* begin *

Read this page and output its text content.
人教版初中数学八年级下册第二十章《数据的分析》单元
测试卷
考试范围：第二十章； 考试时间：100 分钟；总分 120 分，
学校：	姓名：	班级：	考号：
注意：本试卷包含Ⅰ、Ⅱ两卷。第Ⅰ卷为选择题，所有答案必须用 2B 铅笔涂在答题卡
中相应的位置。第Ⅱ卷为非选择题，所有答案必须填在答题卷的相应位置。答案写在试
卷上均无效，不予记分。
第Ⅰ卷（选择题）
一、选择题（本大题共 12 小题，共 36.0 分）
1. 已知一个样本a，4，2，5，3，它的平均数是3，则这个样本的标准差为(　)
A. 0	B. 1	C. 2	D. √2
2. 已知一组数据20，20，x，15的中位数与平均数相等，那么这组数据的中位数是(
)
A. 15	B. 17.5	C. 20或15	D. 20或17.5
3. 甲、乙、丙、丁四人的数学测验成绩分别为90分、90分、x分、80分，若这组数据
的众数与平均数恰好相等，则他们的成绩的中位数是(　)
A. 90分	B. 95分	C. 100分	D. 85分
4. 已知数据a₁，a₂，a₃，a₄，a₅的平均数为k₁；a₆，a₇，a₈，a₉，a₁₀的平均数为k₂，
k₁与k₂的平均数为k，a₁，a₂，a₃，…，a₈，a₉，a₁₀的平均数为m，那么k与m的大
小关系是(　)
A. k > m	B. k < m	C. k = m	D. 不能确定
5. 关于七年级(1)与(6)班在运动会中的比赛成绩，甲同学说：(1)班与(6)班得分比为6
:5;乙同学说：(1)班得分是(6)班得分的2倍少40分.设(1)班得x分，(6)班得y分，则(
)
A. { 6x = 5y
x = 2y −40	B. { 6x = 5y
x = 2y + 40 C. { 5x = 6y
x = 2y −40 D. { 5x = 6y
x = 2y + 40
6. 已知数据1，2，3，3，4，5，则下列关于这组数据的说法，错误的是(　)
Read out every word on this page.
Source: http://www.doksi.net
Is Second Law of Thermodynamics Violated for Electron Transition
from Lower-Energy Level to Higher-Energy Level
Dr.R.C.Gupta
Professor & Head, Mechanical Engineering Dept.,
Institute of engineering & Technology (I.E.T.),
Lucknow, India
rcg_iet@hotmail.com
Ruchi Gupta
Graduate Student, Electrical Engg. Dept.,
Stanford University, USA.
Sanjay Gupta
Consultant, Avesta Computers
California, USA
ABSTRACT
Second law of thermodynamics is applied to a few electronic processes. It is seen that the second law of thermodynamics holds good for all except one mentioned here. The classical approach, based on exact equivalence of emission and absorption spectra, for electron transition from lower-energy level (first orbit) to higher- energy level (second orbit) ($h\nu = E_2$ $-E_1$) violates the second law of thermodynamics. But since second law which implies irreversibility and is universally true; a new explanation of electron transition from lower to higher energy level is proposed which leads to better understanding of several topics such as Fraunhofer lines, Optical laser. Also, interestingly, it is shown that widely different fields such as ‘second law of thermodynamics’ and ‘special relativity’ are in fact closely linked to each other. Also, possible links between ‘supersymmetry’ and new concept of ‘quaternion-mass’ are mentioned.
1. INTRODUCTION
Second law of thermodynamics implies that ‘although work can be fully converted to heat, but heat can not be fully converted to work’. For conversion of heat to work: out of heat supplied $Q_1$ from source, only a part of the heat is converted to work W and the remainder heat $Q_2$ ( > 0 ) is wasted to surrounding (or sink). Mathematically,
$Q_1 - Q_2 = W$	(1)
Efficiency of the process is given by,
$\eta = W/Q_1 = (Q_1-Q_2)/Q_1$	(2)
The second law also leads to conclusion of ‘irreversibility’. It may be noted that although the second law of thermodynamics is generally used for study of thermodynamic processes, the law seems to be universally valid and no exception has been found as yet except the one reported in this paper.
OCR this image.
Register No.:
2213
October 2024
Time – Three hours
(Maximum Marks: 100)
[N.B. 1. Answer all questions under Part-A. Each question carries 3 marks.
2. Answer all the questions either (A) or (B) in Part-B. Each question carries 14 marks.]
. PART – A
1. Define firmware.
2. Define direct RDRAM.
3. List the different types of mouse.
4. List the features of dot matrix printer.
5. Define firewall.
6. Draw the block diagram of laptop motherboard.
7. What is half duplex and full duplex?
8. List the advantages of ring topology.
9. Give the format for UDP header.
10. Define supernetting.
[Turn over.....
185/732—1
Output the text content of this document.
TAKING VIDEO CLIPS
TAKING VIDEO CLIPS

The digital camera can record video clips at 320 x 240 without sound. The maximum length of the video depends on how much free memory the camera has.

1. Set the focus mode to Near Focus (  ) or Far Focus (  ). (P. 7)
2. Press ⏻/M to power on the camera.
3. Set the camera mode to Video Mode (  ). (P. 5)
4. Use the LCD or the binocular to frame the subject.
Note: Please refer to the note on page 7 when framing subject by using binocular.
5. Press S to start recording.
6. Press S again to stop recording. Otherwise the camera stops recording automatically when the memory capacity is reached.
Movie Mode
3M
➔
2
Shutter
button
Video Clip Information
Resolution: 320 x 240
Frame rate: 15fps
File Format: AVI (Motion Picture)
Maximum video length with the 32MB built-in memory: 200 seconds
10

* end *

▸ EXERCISE REQUIREMENTS: Of the lines in this listing, how many contain "carries"? Reply with the number and nothing more.

▸ SOLUTION: 2